● **WHAT IS REQUIRED**
Set each record down exactly, excluding all images.

-- Begin EXERCISE INPUTS --

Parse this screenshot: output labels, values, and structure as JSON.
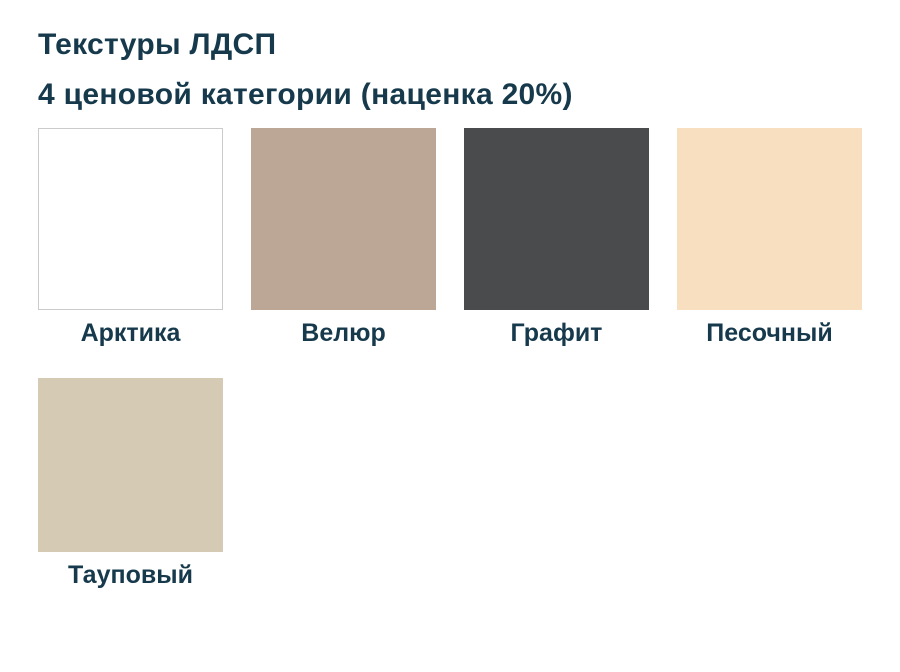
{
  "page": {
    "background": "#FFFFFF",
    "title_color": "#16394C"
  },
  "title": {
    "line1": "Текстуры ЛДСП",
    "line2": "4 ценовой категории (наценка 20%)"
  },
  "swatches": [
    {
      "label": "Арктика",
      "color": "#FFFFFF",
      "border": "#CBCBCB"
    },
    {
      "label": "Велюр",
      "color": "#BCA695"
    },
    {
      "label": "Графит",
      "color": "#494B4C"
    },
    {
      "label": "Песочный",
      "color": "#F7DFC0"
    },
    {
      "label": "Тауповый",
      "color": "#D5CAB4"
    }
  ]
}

-- End EXERCISE INPUTS --

● **SOLUTION FOR THIS PROBLEM**
Parse this screenshot: output labels, values, and structure as JSON.
{
  "page": {
    "background": "#FFFFFF",
    "title_color": "#16394C"
  },
  "title": {
    "line1": "Текстуры ЛДСП",
    "line2": "4 ценовой категории (наценка 20%)"
  },
  "swatches": [
    {
      "label": "Арктика",
      "color": "#FFFFFF",
      "border": "#CBCBCB"
    },
    {
      "label": "Велюр",
      "color": "#BCA695"
    },
    {
      "label": "Графит",
      "color": "#494B4C"
    },
    {
      "label": "Песочный",
      "color": "#F7DFC0"
    },
    {
      "label": "Тауповый",
      "color": "#D5CAB4"
    }
  ]
}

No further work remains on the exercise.